• _BRIEF 1_: List every individual chemotherapy drug named in the cytotoxic chemotherapy text below.
• _BRIEF 2_: Print the part of the cytotoxic chemotherapy text between "Platinum-doublet chemotherapy is" and "borderline PS (57).", inclusive.

• _PAGE TEXT_:
Cytotoxic chemotherapy

Platinum-doublet chemotherapy is the preferred initial cytotoxic regimen (33). These doublets tend to increase the RR of single agents to 25-35%, PFS to 4 to 6 months, 1-year survival to 30-40%, while improving symptoms and QOL (33,55,56). Single-agent treatment may be appropriate for older patients or those with borderline PS (57).

Both carboplatin and cisplatin may be used in advanced NSCLC patients. Multiple meta-analyses suggest both better RR and OS for cisplatin, but carboplatin has less severe toxicity and improved QOL (58-61). Docetaxel alone not only improves OS by approximately 3 months (62), but also improves QOL compared to best supportive care (63,64). Compared to other platinum-based doublets, platinum with pemetrexed improves OS (for non-squamous patients) by approximately 2 months (65,66). Pemetrexed also has less toxicity compared to docetaxel (67). Paclitaxel, gemcitabine, and vinorelbine are also used (68).

Bounding box prediction data:
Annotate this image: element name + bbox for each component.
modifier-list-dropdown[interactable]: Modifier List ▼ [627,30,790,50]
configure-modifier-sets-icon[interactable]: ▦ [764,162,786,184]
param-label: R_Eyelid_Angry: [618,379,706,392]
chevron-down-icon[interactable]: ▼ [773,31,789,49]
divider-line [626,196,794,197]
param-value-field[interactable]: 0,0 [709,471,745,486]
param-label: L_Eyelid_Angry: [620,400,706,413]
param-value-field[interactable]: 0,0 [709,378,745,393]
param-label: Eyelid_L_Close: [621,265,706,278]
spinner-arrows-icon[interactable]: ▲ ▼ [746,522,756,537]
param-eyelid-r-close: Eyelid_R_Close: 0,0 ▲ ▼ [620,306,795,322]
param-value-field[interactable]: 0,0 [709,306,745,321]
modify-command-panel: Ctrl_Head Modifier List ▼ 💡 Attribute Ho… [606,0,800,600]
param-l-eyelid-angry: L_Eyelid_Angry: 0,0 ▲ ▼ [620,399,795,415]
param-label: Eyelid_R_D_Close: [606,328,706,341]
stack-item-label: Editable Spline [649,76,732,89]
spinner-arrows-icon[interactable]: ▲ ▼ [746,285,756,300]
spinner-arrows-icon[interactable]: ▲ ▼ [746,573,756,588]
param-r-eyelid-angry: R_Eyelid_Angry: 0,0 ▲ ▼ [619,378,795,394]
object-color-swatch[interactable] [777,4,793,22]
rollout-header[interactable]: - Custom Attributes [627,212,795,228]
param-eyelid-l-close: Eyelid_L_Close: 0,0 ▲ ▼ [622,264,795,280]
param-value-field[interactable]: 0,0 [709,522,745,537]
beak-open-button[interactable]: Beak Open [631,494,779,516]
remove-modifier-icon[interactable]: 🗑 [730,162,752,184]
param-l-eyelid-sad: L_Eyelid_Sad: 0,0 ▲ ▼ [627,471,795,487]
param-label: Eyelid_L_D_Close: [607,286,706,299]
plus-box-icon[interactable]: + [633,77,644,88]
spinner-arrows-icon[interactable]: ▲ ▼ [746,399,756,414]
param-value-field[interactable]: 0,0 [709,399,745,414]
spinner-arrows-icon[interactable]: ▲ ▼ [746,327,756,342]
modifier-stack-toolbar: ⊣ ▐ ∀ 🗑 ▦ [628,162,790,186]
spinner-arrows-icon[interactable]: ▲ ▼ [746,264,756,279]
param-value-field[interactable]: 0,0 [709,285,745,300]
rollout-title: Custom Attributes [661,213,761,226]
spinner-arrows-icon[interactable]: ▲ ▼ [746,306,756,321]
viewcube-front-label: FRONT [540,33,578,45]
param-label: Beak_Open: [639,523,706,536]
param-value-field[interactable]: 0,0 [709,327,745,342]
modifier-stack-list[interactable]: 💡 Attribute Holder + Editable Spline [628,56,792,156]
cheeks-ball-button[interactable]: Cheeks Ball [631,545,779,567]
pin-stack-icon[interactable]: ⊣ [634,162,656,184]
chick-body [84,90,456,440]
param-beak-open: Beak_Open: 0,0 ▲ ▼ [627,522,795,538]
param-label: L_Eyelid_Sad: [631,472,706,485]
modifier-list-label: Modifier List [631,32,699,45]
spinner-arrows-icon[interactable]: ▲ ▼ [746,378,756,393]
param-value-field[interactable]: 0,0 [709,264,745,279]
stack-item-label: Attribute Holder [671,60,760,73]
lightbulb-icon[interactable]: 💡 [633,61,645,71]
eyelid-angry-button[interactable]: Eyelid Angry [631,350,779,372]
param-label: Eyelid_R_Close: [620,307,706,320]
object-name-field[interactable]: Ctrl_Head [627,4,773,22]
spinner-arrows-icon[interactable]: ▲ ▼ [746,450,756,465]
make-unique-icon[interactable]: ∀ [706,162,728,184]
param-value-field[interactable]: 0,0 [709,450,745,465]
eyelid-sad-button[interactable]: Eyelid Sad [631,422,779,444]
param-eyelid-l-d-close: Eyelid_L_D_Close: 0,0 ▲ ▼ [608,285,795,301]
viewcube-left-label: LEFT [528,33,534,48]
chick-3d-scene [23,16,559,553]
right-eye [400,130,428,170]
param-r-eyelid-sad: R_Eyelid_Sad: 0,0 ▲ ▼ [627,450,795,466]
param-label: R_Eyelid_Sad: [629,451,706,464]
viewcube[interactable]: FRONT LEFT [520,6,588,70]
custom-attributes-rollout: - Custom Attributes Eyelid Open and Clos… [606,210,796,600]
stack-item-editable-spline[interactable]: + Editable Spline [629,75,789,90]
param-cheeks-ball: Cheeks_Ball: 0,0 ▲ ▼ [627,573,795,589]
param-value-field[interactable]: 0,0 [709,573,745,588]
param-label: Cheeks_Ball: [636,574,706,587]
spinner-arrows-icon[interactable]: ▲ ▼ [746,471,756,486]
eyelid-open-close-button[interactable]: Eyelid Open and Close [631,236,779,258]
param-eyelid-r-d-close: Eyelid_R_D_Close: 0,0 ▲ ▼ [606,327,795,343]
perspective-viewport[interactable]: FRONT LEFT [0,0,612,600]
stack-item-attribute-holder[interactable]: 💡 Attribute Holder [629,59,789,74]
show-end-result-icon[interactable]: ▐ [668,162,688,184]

• _YOUR SOLUTION 1_: carboplatin, cisplatin, docetaxel, pemetrexed, paclitaxel, gemcitabine, vinorelbine

• _YOUR SOLUTION 2_:
Platinum-doublet chemotherapy is the preferred initial cytotoxic regimen (33). These doublets tend to increase the RR of single agents to 25-35%, PFS to 4 to 6 months, 1-year survival to 30-40%, while improving symptoms and QOL (33,55,56). Single-agent treatment may be appropriate for older patients or those with borderline PS (57).